• WHAT THE TASK ASKS: Please find all lines in the data that hold the string "icon" and copy them.

====== RAW DATA

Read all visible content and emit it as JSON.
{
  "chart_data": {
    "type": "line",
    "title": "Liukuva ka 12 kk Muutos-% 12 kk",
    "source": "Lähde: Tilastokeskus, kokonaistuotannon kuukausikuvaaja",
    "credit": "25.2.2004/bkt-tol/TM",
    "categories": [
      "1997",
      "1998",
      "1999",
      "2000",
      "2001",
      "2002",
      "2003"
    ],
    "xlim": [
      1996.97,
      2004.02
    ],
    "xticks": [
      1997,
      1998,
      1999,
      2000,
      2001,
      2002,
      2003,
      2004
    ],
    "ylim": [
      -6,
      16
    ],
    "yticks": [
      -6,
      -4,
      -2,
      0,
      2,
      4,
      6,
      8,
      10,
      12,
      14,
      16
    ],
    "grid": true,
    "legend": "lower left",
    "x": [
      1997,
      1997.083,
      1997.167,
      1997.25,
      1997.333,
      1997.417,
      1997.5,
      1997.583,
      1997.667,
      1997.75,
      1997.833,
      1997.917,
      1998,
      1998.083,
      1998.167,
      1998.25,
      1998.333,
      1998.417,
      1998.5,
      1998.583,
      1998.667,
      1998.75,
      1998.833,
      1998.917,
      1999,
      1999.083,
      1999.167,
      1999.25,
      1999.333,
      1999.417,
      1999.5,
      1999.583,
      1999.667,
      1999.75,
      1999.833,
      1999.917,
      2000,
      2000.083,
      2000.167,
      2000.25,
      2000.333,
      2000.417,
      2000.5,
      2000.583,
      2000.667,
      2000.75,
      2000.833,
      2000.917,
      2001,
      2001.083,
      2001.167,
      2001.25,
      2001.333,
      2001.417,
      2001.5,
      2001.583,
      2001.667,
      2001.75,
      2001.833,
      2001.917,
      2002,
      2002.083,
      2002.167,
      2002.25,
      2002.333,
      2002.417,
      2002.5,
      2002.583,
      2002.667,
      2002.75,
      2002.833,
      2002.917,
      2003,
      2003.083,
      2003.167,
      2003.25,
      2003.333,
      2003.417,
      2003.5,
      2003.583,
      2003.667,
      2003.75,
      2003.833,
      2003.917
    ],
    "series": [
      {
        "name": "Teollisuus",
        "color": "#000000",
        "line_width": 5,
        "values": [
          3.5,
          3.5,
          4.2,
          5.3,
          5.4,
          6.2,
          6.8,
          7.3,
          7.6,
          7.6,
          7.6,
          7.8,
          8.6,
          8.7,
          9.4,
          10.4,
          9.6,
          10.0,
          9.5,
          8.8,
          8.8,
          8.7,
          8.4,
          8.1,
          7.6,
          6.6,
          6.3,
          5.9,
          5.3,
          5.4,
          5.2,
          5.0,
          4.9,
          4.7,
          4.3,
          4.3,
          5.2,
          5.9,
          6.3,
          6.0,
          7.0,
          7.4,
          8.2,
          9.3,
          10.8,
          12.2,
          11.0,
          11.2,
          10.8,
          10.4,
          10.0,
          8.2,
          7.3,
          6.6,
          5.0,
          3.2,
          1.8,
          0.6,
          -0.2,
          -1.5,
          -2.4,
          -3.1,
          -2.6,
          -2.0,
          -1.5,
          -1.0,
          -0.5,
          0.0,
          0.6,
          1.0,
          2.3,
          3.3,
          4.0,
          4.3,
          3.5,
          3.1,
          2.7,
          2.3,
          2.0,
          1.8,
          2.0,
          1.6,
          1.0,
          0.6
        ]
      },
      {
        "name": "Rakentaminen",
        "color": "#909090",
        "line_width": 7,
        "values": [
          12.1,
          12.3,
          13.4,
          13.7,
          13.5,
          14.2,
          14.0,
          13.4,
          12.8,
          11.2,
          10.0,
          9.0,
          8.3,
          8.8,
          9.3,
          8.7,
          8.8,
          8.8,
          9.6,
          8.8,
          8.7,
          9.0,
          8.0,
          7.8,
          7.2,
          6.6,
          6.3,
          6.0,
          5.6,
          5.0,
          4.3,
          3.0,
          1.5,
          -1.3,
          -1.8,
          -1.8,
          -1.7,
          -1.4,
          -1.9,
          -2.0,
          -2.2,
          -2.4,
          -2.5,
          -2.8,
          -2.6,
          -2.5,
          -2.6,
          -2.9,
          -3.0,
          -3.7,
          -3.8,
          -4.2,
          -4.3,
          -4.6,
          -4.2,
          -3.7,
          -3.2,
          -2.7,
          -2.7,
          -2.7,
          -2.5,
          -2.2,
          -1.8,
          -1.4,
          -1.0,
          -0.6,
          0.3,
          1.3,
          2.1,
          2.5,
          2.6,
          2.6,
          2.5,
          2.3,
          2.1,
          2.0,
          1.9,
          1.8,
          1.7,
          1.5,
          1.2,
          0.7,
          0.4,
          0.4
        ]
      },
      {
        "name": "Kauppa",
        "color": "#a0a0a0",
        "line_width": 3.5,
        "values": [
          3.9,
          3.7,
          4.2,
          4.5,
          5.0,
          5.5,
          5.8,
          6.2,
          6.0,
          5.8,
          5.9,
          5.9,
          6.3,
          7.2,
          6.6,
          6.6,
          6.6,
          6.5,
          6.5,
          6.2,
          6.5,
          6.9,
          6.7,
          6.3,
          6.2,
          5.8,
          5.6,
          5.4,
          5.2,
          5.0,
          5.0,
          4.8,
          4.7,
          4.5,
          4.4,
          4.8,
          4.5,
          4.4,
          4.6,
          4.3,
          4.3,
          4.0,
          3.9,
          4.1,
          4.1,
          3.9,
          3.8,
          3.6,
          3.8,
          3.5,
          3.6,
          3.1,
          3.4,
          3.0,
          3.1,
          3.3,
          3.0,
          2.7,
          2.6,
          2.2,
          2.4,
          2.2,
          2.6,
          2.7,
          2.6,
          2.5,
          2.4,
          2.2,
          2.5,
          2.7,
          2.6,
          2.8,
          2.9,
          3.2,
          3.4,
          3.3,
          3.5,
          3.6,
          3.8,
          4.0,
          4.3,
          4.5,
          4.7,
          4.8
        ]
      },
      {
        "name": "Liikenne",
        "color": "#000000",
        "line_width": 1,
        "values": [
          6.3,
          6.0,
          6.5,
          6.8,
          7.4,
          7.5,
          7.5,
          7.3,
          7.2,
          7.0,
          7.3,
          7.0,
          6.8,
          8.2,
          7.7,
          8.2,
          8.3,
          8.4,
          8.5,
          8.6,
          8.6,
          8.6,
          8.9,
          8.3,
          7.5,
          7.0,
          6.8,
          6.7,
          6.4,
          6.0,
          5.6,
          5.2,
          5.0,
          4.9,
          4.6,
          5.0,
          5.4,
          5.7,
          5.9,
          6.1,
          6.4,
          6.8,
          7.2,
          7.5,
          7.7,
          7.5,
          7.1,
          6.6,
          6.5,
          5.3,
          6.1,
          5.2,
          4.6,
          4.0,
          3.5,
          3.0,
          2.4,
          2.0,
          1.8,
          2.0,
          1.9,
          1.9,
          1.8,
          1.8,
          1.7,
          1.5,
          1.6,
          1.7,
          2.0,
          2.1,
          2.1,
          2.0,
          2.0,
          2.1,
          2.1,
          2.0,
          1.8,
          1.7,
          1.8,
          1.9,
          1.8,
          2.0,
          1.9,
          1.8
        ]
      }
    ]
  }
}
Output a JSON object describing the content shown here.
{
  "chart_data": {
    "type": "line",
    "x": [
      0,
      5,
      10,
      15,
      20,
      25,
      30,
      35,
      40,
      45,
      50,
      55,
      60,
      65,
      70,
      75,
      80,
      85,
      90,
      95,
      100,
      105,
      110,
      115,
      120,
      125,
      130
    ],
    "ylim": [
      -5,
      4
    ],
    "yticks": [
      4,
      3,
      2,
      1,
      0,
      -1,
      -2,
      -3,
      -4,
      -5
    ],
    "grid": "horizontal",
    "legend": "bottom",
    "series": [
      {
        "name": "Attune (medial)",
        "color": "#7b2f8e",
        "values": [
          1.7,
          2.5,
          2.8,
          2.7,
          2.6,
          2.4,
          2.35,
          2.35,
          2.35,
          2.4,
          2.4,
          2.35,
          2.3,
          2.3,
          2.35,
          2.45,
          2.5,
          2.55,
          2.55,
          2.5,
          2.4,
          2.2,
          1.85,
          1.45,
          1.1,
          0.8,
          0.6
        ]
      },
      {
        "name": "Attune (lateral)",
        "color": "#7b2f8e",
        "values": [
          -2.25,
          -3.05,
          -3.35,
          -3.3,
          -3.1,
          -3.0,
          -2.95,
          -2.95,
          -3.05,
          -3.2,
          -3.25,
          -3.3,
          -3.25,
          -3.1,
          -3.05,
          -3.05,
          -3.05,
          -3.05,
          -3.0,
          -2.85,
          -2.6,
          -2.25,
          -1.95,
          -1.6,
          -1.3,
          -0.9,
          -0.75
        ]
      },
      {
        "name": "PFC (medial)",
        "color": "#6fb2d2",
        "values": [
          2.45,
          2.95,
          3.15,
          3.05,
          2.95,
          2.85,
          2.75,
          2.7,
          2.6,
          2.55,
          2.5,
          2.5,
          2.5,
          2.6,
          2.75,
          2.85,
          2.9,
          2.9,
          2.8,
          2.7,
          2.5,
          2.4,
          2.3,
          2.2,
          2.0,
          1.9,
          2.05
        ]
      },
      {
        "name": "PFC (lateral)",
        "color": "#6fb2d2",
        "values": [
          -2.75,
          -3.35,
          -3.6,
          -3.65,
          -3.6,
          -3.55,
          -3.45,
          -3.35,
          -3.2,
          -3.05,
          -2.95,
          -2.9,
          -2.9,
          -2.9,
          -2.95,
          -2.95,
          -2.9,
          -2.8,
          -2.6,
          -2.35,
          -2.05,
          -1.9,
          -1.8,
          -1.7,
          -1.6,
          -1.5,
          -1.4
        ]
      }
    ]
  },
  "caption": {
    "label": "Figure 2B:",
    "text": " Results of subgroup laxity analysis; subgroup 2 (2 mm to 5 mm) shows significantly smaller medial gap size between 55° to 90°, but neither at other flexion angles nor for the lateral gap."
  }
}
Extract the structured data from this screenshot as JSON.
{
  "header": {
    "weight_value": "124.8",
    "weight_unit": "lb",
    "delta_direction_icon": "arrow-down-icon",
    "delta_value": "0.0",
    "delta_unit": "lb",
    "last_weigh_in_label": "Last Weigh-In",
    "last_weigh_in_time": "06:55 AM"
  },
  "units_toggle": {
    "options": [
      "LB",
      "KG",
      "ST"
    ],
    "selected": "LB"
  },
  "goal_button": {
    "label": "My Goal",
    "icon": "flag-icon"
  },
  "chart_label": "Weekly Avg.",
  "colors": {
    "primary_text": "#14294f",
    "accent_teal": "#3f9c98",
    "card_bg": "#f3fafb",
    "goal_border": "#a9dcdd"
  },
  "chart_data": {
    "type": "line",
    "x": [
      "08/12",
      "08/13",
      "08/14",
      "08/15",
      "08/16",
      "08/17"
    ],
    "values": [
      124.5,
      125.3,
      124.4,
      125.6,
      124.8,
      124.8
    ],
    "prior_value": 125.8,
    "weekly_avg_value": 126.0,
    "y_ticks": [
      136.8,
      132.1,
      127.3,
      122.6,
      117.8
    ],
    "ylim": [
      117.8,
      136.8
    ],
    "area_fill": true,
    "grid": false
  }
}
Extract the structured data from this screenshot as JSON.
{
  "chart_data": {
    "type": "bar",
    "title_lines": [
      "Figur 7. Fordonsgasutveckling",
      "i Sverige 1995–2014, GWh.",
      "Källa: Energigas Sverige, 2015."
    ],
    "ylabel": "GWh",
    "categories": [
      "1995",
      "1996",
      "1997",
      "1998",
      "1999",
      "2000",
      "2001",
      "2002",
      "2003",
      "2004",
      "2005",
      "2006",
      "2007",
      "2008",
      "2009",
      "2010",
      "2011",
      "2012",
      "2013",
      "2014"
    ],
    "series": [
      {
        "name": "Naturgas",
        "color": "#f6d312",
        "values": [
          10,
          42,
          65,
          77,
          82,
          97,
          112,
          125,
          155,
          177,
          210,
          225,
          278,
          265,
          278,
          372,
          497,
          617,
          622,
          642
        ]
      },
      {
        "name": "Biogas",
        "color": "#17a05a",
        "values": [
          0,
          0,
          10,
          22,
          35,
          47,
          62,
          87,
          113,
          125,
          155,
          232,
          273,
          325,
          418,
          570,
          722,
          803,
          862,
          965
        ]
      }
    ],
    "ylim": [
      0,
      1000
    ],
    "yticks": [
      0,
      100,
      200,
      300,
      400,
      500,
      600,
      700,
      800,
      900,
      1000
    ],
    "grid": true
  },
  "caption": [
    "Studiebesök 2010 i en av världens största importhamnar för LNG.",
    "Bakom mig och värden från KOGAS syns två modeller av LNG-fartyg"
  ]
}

============

• TASK OUTPUT:
    "delta_direction_icon": "arrow-down-icon",
    "icon": "flag-icon"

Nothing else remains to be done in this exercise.